TASK: Search the material below for the word "dendrogram". Copy every line where it is found.
- Opening Delimiter -
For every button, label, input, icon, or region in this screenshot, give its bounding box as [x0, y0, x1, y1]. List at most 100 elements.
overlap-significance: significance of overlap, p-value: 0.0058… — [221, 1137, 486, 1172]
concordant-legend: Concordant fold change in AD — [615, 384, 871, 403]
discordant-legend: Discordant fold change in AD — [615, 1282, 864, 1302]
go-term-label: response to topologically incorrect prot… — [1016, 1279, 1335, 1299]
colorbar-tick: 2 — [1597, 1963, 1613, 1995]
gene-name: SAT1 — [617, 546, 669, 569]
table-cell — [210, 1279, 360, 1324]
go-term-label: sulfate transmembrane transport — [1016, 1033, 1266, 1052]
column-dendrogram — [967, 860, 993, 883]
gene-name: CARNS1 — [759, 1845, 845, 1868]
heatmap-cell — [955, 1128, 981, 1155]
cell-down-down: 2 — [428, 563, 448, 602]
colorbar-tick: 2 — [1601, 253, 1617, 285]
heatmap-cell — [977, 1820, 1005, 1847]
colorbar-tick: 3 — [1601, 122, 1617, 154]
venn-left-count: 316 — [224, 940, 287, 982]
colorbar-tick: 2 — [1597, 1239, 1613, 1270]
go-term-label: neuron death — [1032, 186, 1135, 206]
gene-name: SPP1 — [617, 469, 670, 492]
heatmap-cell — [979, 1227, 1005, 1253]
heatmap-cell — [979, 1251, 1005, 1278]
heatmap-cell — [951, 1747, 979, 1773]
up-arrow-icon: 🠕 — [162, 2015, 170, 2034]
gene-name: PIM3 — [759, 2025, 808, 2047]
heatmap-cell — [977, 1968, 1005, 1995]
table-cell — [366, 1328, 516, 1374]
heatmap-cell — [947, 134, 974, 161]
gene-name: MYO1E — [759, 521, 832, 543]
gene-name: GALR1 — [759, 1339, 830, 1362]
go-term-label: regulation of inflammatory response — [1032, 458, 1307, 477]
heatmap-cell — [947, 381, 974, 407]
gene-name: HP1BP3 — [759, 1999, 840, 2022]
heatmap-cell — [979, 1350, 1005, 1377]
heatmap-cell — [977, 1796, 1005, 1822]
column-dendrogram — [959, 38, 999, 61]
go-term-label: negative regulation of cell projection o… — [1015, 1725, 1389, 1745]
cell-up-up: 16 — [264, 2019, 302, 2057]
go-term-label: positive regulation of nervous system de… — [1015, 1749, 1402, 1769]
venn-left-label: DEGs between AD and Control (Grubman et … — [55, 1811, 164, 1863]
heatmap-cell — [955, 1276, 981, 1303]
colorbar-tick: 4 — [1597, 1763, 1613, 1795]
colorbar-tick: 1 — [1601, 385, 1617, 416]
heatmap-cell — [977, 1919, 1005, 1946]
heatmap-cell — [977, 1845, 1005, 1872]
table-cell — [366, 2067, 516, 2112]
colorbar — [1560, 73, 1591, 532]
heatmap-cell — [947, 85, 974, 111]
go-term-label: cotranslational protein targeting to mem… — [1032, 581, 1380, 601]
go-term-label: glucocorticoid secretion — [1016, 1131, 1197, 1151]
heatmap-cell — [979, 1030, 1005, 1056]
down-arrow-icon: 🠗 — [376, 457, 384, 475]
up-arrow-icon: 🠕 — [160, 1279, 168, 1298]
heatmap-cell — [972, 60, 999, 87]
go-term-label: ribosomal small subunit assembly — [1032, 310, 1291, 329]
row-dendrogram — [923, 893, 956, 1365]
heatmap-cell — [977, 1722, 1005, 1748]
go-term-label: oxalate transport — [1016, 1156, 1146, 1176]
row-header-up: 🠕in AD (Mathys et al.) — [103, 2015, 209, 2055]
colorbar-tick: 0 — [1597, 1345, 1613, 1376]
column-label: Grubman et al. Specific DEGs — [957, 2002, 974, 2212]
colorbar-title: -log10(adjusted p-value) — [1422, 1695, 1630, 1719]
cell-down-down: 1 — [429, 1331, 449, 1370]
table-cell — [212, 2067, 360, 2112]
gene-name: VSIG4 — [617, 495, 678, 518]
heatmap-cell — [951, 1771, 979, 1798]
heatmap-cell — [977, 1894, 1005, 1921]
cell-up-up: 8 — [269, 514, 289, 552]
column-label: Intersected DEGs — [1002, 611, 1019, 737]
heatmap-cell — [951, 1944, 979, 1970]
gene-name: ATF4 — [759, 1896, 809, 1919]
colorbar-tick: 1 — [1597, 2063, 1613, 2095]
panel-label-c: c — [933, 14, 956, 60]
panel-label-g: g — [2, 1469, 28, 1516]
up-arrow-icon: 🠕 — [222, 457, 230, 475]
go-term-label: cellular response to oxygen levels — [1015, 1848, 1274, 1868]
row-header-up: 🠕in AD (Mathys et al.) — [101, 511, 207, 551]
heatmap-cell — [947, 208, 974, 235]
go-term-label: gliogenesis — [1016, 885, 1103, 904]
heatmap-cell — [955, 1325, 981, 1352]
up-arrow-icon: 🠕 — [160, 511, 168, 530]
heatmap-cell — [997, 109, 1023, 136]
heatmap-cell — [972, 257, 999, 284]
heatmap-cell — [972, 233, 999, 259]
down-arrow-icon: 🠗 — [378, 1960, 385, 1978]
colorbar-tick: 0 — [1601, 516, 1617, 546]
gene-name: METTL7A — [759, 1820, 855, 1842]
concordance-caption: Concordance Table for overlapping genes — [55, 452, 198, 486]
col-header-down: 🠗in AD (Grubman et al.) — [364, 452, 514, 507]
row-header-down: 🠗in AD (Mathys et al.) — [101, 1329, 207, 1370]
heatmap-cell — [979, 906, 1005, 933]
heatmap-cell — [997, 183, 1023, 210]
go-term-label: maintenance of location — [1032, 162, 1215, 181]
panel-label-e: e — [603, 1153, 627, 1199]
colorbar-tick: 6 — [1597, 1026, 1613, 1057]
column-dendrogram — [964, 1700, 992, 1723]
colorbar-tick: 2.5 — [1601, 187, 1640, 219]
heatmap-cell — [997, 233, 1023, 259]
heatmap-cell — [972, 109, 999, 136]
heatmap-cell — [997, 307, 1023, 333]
- Closing Delimiter -
RESPONSE TO THE EXERCISE:
column-dendrogram — [967, 860, 993, 883]
column-dendrogram — [959, 38, 999, 61]
row-dendrogram — [923, 893, 956, 1365]
column-dendrogram — [964, 1700, 992, 1723]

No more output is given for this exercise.